## Exercise requirements
Go through the material below and copy all lines with "왔다갔다".

## Material provided
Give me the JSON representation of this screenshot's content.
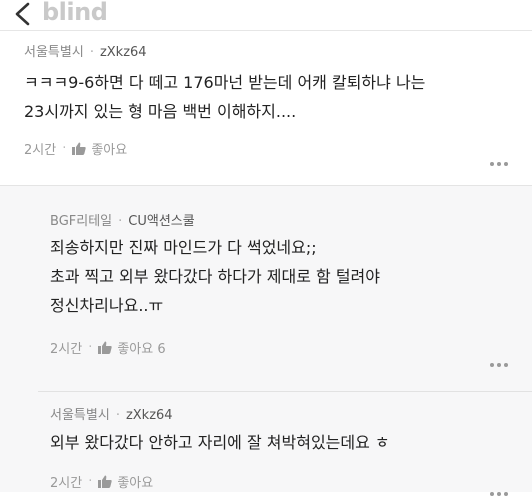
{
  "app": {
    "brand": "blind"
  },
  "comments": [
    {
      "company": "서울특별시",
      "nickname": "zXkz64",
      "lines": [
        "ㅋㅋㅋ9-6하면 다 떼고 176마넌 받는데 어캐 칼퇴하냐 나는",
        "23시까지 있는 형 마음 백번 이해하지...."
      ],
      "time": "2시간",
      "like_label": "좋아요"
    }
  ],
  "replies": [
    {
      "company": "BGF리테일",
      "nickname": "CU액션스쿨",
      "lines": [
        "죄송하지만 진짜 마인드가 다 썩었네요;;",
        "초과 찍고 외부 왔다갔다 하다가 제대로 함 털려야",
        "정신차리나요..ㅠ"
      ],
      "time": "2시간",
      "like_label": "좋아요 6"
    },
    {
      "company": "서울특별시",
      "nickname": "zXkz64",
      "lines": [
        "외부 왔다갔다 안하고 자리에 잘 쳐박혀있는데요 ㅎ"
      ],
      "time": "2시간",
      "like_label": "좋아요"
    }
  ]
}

## Task solution
        "초과 찍고 외부 왔다갔다 하다가 제대로 함 털려야",
        "외부 왔다갔다 안하고 자리에 잘 쳐박혀있는데요 ㅎ"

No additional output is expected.